(What you will do): Go through the listing and copy every line word for word.

* * *

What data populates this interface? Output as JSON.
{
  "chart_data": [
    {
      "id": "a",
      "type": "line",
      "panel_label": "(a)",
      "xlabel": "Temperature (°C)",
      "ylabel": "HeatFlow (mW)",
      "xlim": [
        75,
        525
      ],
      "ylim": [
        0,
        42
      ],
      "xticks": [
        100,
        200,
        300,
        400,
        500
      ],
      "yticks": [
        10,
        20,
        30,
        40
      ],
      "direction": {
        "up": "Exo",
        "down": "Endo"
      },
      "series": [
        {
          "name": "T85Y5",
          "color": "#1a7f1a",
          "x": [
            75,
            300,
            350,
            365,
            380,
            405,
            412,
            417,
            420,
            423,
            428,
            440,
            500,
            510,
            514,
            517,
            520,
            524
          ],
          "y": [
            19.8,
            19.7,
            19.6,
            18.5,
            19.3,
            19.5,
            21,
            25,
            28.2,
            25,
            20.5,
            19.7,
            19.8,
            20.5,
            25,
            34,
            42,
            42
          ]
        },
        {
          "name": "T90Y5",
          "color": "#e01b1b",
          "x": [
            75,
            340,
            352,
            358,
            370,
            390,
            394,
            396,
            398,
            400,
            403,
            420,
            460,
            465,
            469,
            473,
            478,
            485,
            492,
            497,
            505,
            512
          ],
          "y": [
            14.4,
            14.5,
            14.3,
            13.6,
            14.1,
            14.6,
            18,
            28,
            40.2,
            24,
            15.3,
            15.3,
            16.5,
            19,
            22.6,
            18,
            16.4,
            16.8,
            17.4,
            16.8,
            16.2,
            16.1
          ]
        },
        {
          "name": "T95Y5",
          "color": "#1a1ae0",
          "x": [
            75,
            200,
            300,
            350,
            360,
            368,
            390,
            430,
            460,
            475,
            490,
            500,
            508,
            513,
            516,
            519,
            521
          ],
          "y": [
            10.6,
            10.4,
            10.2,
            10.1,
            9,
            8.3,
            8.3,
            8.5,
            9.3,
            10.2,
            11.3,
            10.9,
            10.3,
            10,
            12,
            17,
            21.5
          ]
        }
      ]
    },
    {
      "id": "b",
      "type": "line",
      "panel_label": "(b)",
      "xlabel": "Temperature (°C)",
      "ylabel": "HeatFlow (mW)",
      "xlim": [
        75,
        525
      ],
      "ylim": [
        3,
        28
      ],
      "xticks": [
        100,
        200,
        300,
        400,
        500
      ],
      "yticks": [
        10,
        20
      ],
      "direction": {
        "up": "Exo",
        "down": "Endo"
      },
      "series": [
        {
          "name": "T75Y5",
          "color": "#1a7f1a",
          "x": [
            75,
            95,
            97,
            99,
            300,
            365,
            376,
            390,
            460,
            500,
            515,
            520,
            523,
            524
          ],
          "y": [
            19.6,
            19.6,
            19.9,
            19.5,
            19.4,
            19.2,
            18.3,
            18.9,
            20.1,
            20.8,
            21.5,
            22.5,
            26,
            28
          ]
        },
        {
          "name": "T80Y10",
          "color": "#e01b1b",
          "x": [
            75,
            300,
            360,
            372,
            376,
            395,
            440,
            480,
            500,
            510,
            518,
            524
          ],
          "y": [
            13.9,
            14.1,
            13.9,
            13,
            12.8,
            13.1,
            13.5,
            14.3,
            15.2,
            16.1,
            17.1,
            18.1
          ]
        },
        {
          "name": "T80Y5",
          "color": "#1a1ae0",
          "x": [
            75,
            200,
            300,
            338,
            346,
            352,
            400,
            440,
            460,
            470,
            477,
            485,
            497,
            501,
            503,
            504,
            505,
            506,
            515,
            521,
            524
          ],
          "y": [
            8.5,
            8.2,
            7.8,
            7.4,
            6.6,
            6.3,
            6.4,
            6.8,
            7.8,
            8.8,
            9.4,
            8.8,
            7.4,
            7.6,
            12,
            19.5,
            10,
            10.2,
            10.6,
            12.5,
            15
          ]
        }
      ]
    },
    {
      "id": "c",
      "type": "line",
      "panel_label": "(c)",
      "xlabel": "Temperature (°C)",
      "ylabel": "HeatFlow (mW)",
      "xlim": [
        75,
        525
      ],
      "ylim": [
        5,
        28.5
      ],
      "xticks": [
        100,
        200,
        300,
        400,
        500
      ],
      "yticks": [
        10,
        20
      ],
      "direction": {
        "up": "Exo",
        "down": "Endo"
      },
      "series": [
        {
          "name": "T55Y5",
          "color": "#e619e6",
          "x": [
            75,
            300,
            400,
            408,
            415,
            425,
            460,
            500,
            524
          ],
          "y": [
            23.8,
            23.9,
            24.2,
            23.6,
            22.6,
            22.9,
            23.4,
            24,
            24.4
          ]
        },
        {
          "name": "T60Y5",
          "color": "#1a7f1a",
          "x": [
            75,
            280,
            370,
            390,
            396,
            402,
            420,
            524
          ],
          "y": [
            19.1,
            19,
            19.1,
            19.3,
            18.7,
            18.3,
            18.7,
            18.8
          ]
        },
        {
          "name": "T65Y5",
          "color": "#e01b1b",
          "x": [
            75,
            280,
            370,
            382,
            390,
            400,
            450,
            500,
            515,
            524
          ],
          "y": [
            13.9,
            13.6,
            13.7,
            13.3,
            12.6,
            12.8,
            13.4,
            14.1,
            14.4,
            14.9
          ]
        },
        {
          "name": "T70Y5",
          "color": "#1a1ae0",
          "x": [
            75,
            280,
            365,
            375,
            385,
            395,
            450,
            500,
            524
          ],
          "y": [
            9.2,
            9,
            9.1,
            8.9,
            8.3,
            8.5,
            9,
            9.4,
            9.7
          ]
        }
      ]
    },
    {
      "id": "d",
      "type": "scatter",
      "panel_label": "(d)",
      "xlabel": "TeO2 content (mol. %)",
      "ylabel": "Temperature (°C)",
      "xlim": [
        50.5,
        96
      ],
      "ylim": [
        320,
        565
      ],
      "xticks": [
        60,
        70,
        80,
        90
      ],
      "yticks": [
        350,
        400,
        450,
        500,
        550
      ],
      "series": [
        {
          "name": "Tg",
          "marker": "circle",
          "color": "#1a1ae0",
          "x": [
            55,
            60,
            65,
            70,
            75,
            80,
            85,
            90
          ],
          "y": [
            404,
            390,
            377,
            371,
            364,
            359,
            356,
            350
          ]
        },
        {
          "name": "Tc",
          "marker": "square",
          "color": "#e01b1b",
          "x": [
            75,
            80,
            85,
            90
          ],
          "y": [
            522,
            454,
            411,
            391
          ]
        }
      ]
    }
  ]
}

* * *

(Response to this task):
What data populates this interface? Output as JSON.
{
  "chart_data": [
    {
      "id": "a",
      "type": "line",
      "panel_label": "(a)",
      "xlabel": "Temperature (°C)",
      "ylabel": "HeatFlow (mW)",
      "xlim": [
        75,
        525
      ],
      "ylim": [
        0,
        42
      ],
      "xticks": [
        100,
        200,
        300,
        400,
        500
      ],
      "yticks": [
        10,
        20,
        30,
        40
      ],
      "direction": {
        "up": "Exo",
        "down": "Endo"
      },
      "series": [
        {
          "name": "T85Y5",
          "color": "#1a7f1a",
          "x": [
            75,
            300,
            350,
            365,
            380,
            405,
            412,
            417,
            420,
            423,
            428,
            440,
            500,
            510,
            514,
            517,
            520,
            524
          ],
          "y": [
            19.8,
            19.7,
            19.6,
            18.5,
            19.3,
            19.5,
            21,
            25,
            28.2,
            25,
            20.5,
            19.7,
            19.8,
            20.5,
            25,
            34,
            42,
            42
          ]
        },
        {
          "name": "T90Y5",
          "color": "#e01b1b",
          "x": [
            75,
            340,
            352,
            358,
            370,
            390,
            394,
            396,
            398,
            400,
            403,
            420,
            460,
            465,
            469,
            473,
            478,
            485,
            492,
            497,
            505,
            512
          ],
          "y": [
            14.4,
            14.5,
            14.3,
            13.6,
            14.1,
            14.6,
            18,
            28,
            40.2,
            24,
            15.3,
            15.3,
            16.5,
            19,
            22.6,
            18,
            16.4,
            16.8,
            17.4,
            16.8,
            16.2,
            16.1
          ]
        },
        {
          "name": "T95Y5",
          "color": "#1a1ae0",
          "x": [
            75,
            200,
            300,
            350,
            360,
            368,
            390,
            430,
            460,
            475,
            490,
            500,
            508,
            513,
            516,
            519,
            521
          ],
          "y": [
            10.6,
            10.4,
            10.2,
            10.1,
            9,
            8.3,
            8.3,
            8.5,
            9.3,
            10.2,
            11.3,
            10.9,
            10.3,
            10,
            12,
            17,
            21.5
          ]
        }
      ]
    },
    {
      "id": "b",
      "type": "line",
      "panel_label": "(b)",
      "xlabel": "Temperature (°C)",
      "ylabel": "HeatFlow (mW)",
      "xlim": [
        75,
        525
      ],
      "ylim": [
        3,
        28
      ],
      "xticks": [
        100,
        200,
        300,
        400,
        500
      ],
      "yticks": [
        10,
        20
      ],
      "direction": {
        "up": "Exo",
        "down": "Endo"
      },
      "series": [
        {
          "name": "T75Y5",
          "color": "#1a7f1a",
          "x": [
            75,
            95,
            97,
            99,
            300,
            365,
            376,
            390,
            460,
            500,
            515,
            520,
            523,
            524
          ],
          "y": [
            19.6,
            19.6,
            19.9,
            19.5,
            19.4,
            19.2,
            18.3,
            18.9,
            20.1,
            20.8,
            21.5,
            22.5,
            26,
            28
          ]
        },
        {
          "name": "T80Y10",
          "color": "#e01b1b",
          "x": [
            75,
            300,
            360,
            372,
            376,
            395,
            440,
            480,
            500,
            510,
            518,
            524
          ],
          "y": [
            13.9,
            14.1,
            13.9,
            13,
            12.8,
            13.1,
            13.5,
            14.3,
            15.2,
            16.1,
            17.1,
            18.1
          ]
        },
        {
          "name": "T80Y5",
          "color": "#1a1ae0",
          "x": [
            75,
            200,
            300,
            338,
            346,
            352,
            400,
            440,
            460,
            470,
            477,
            485,
            497,
            501,
            503,
            504,
            505,
            506,
            515,
            521,
            524
          ],
          "y": [
            8.5,
            8.2,
            7.8,
            7.4,
            6.6,
            6.3,
            6.4,
            6.8,
            7.8,
            8.8,
            9.4,
            8.8,
            7.4,
            7.6,
            12,
            19.5,
            10,
            10.2,
            10.6,
            12.5,
            15
          ]
        }
      ]
    },
    {
      "id": "c",
      "type": "line",
      "panel_label": "(c)",
      "xlabel": "Temperature (°C)",
      "ylabel": "HeatFlow (mW)",
      "xlim": [
        75,
        525
      ],
      "ylim": [
        5,
        28.5
      ],
      "xticks": [
        100,
        200,
        300,
        400,
        500
      ],
      "yticks": [
        10,
        20
      ],
      "direction": {
        "up": "Exo",
        "down": "Endo"
      },
      "series": [
        {
          "name": "T55Y5",
          "color": "#e619e6",
          "x": [
            75,
            300,
            400,
            408,
            415,
            425,
            460,
            500,
            524
          ],
          "y": [
            23.8,
            23.9,
            24.2,
            23.6,
            22.6,
            22.9,
            23.4,
            24,
            24.4
          ]
        },
        {
          "name": "T60Y5",
          "color": "#1a7f1a",
          "x": [
            75,
            280,
            370,
            390,
            396,
            402,
            420,
            524
          ],
          "y": [
            19.1,
            19,
            19.1,
            19.3,
            18.7,
            18.3,
            18.7,
            18.8
          ]
        },
        {
          "name": "T65Y5",
          "color": "#e01b1b",
          "x": [
            75,
            280,
            370,
            382,
            390,
            400,
            450,
            500,
            515,
            524
          ],
          "y": [
            13.9,
            13.6,
            13.7,
            13.3,
            12.6,
            12.8,
            13.4,
            14.1,
            14.4,
            14.9
          ]
        },
        {
          "name": "T70Y5",
          "color": "#1a1ae0",
          "x": [
            75,
            280,
            365,
            375,
            385,
            395,
            450,
            500,
            524
          ],
          "y": [
            9.2,
            9,
            9.1,
            8.9,
            8.3,
            8.5,
            9,
            9.4,
            9.7
          ]
        }
      ]
    },
    {
      "id": "d",
      "type": "scatter",
      "panel_label": "(d)",
      "xlabel": "TeO2 content (mol. %)",
      "ylabel": "Temperature (°C)",
      "xlim": [
        50.5,
        96
      ],
      "ylim": [
        320,
        565
      ],
      "xticks": [
        60,
        70,
        80,
        90
      ],
      "yticks": [
        350,
        400,
        450,
        500,
        550
      ],
      "series": [
        {
          "name": "Tg",
          "marker": "circle",
          "color": "#1a1ae0",
          "x": [
            55,
            60,
            65,
            70,
            75,
            80,
            85,
            90
          ],
          "y": [
            404,
            390,
            377,
            371,
            364,
            359,
            356,
            350
          ]
        },
        {
          "name": "Tc",
          "marker": "square",
          "color": "#e01b1b",
          "x": [
            75,
            80,
            85,
            90
          ],
          "y": [
            522,
            454,
            411,
            391
          ]
        }
      ]
    }
  ]
}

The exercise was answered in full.